:: Exercise data ::
^^^^^^^^

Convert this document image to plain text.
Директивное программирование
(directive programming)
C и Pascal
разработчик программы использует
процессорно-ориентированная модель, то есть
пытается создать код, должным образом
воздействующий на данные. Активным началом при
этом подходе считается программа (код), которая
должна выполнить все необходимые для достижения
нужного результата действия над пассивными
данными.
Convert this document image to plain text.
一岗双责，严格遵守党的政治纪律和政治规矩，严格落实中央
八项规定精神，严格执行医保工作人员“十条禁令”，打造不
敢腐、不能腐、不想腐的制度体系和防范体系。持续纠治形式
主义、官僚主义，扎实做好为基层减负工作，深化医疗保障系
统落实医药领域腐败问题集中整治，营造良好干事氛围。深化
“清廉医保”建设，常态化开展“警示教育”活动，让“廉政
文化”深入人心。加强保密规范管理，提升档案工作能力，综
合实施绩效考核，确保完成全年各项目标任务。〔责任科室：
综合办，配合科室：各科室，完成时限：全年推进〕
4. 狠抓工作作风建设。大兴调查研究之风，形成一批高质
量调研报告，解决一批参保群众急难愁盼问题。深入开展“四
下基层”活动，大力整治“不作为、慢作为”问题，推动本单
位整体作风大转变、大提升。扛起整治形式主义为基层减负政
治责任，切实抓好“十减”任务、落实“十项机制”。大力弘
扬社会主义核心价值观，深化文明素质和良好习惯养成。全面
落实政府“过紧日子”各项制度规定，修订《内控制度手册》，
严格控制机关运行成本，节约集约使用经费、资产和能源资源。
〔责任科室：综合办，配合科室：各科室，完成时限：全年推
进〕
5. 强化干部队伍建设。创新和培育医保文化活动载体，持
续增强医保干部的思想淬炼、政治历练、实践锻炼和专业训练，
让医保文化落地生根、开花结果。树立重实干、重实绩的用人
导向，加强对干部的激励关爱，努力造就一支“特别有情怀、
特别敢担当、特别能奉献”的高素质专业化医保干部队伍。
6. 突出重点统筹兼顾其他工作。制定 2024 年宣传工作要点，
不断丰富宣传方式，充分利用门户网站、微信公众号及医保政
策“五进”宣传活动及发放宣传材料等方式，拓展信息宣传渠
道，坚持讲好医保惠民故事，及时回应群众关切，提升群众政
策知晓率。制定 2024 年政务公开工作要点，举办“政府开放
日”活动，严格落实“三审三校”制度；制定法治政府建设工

^^^^^^^^

Write out every line of the entries that holds the word "责任科室".

:: Solution ::
合实施绩效考核，确保完成全年各项目标任务。〔责任科室：
〔责任科室：综合办，配合科室：各科室，完成时限：全年推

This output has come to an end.